§ Set problem: Write out each line exactly as given. Leave the pictures out of your copy.

§ Dataset rows:
§ §
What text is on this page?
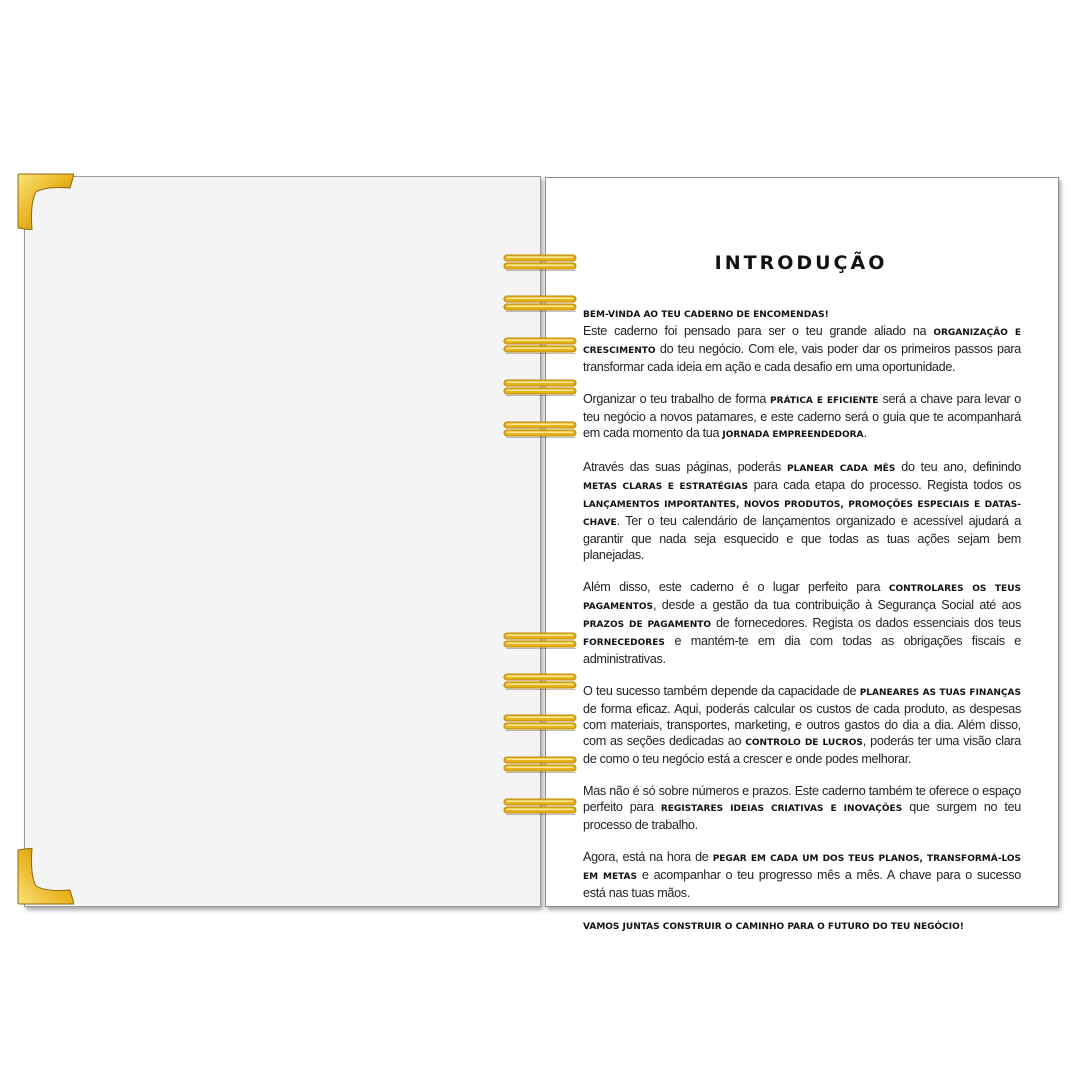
INTRODUÇÃO
BEM-VINDA AO TEU CADERNO DE ENCOMENDAS!
Este caderno foi pensado para ser o teu grande aliado na ORGANIZAÇÃO E CRESCIMENTO do teu negócio. Com ele, vais poder dar os primeiros passos para transformar cada ideia em ação e cada desafio em uma oportunidade.
Organizar o teu trabalho de forma PRÁTICA E EFICIENTE será a chave para levar o teu negócio a novos patamares, e este caderno será o guia que te acompanhará em cada momento da tua JORNADA EMPREENDEDORA.
Através das suas páginas, poderás PLANEAR CADA MÊS do teu ano, definindo METAS CLARAS E ESTRATÉGIAS para cada etapa do processo. Regista todos os LANÇAMENTOS IMPORTANTES, NOVOS PRODUTOS, PROMOÇÕES ESPECIAIS E DATAS-CHAVE. Ter o teu calendário de lançamentos organizado e acessível ajudará a garantir que nada seja esquecido e que todas as tuas ações sejam bem planejadas.
Além disso, este caderno é o lugar perfeito para CONTROLARES OS TEUS PAGAMENTOS, desde a gestão da tua contribuição à Segurança Social até aos PRAZOS DE PAGAMENTO de fornecedores. Regista os dados essenciais dos teus FORNECEDORES e mantém-te em dia com todas as obrigações fiscais e administrativas.
O teu sucesso também depende da capacidade de PLANEARES AS TUAS FINANÇAS de forma eficaz. Aqui, poderás calcular os custos de cada produto, as despesas com materiais, transportes, marketing, e outros gastos do dia a dia. Além disso, com as seções dedicadas ao CONTROLO DE LUCROS, poderás ter uma visão clara de como o teu negócio está a crescer e onde podes melhorar.
Mas não é só sobre números e prazos. Este caderno também te oferece o espaço perfeito para REGISTARES IDEIAS CRIATIVAS E INOVAÇÕES que surgem no teu processo de trabalho.
Agora, está na hora de PEGAR EM CADA UM DOS TEUS PLANOS, TRANSFORMÁ-LOS EM METAS e acompanhar o teu progresso mês a mês. A chave para o sucesso está nas tuas mãos.
VAMOS JUNTAS CONSTRUIR O CAMINHO PARA O FUTURO DO TEU NEGÓCIO!
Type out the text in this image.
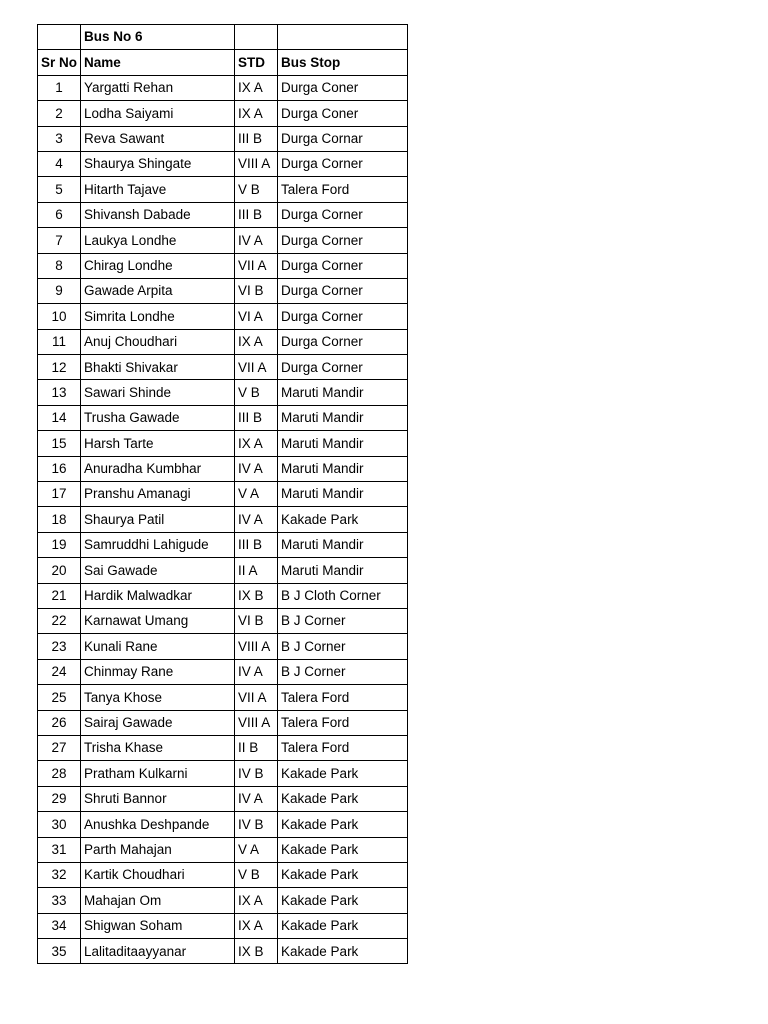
	Bus No 6		
Sr No	Name	STD	Bus Stop
1	Yargatti Rehan	IX A	Durga Coner
2	Lodha Saiyami	IX A	Durga Coner
3	Reva Sawant	III B	Durga Cornar
4	Shaurya Shingate	VIII A	Durga Corner
5	Hitarth Tajave	V B	Talera Ford
6	Shivansh Dabade	III B	Durga Corner
7	Laukya Londhe	IV A	Durga Corner
8	Chirag Londhe	VII A	Durga Corner
9	Gawade Arpita	VI B	Durga Corner
10	Simrita Londhe	VI A	Durga Corner
11	Anuj Choudhari	IX A	Durga Corner
12	Bhakti Shivakar	VII A	Durga Corner
13	Sawari Shinde	V B	Maruti Mandir
14	Trusha Gawade	III B	Maruti Mandir
15	Harsh Tarte	IX A	Maruti Mandir
16	Anuradha Kumbhar	IV A	Maruti Mandir
17	Pranshu Amanagi	V A	Maruti Mandir
18	Shaurya Patil	IV A	Kakade Park
19	Samruddhi Lahigude	III B	Maruti Mandir
20	Sai Gawade	II A	Maruti Mandir
21	Hardik Malwadkar	IX B	B J Cloth Corner
22	Karnawat Umang	VI B	B J Corner
23	Kunali Rane	VIII A	B J Corner
24	Chinmay Rane	IV A	B J Corner
25	Tanya Khose	VII A	Talera Ford
26	Sairaj Gawade	VIII A	Talera Ford
27	Trisha Khase	II B	Talera Ford
28	Pratham Kulkarni	IV B	Kakade Park
29	Shruti Bannor	IV A	Kakade Park
30	Anushka Deshpande	IV B	Kakade Park
31	Parth Mahajan	V A	Kakade Park
32	Kartik Choudhari	V B	Kakade Park
33	Mahajan Om	IX A	Kakade Park
34	Shigwan Soham	IX A	Kakade Park
35	Lalitaditaayyanar	IX B	Kakade Park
§ §
§ The completed task:
What text is on this page?
INTRODUÇÃO
BEM-VINDA AO TEU CADERNO DE ENCOMENDAS!
Este caderno foi pensado para ser o teu grande aliado na ORGANIZAÇÃO E CRESCIMENTO do teu negócio. Com ele, vais poder dar os primeiros passos para transformar cada ideia em ação e cada desafio em uma oportunidade.
Organizar o teu trabalho de forma PRÁTICA E EFICIENTE será a chave para levar o teu negócio a novos patamares, e este caderno será o guia que te acompanhará em cada momento da tua JORNADA EMPREENDEDORA.
Através das suas páginas, poderás PLANEAR CADA MÊS do teu ano, definindo METAS CLARAS E ESTRATÉGIAS para cada etapa do processo. Regista todos os LANÇAMENTOS IMPORTANTES, NOVOS PRODUTOS, PROMOÇÕES ESPECIAIS E DATAS-CHAVE. Ter o teu calendário de lançamentos organizado e acessível ajudará a garantir que nada seja esquecido e que todas as tuas ações sejam bem planejadas.
Além disso, este caderno é o lugar perfeito para CONTROLARES OS TEUS PAGAMENTOS, desde a gestão da tua contribuição à Segurança Social até aos PRAZOS DE PAGAMENTO de fornecedores. Regista os dados essenciais dos teus FORNECEDORES e mantém-te em dia com todas as obrigações fiscais e administrativas.
O teu sucesso também depende da capacidade de PLANEARES AS TUAS FINANÇAS de forma eficaz. Aqui, poderás calcular os custos de cada produto, as despesas com materiais, transportes, marketing, e outros gastos do dia a dia. Além disso, com as seções dedicadas ao CONTROLO DE LUCROS, poderás ter uma visão clara de como o teu negócio está a crescer e onde podes melhorar.
Mas não é só sobre números e prazos. Este caderno também te oferece o espaço perfeito para REGISTARES IDEIAS CRIATIVAS E INOVAÇÕES que surgem no teu processo de trabalho.
Agora, está na hora de PEGAR EM CADA UM DOS TEUS PLANOS, TRANSFORMÁ-LOS EM METAS e acompanhar o teu progresso mês a mês. A chave para o sucesso está nas tuas mãos.
VAMOS JUNTAS CONSTRUIR O CAMINHO PARA O FUTURO DO TEU NEGÓCIO!
Type out the text in this image.
	Bus No 6		
Sr No	Name	STD	Bus Stop
1	Yargatti Rehan	IX A	Durga Coner
2	Lodha Saiyami	IX A	Durga Coner
3	Reva Sawant	III B	Durga Cornar
4	Shaurya Shingate	VIII A	Durga Corner
5	Hitarth Tajave	V B	Talera Ford
6	Shivansh Dabade	III B	Durga Corner
7	Laukya Londhe	IV A	Durga Corner
8	Chirag Londhe	VII A	Durga Corner
9	Gawade Arpita	VI B	Durga Corner
10	Simrita Londhe	VI A	Durga Corner
11	Anuj Choudhari	IX A	Durga Corner
12	Bhakti Shivakar	VII A	Durga Corner
13	Sawari Shinde	V B	Maruti Mandir
14	Trusha Gawade	III B	Maruti Mandir
15	Harsh Tarte	IX A	Maruti Mandir
16	Anuradha Kumbhar	IV A	Maruti Mandir
17	Pranshu Amanagi	V A	Maruti Mandir
18	Shaurya Patil	IV A	Kakade Park
19	Samruddhi Lahigude	III B	Maruti Mandir
20	Sai Gawade	II A	Maruti Mandir
21	Hardik Malwadkar	IX B	B J Cloth Corner
22	Karnawat Umang	VI B	B J Corner
23	Kunali Rane	VIII A	B J Corner
24	Chinmay Rane	IV A	B J Corner
25	Tanya Khose	VII A	Talera Ford
26	Sairaj Gawade	VIII A	Talera Ford
27	Trisha Khase	II B	Talera Ford
28	Pratham Kulkarni	IV B	Kakade Park
29	Shruti Bannor	IV A	Kakade Park
30	Anushka Deshpande	IV B	Kakade Park
31	Parth Mahajan	V A	Kakade Park
32	Kartik Choudhari	V B	Kakade Park
33	Mahajan Om	IX A	Kakade Park
34	Shigwan Soham	IX A	Kakade Park
35	Lalitaditaayyanar	IX B	Kakade Park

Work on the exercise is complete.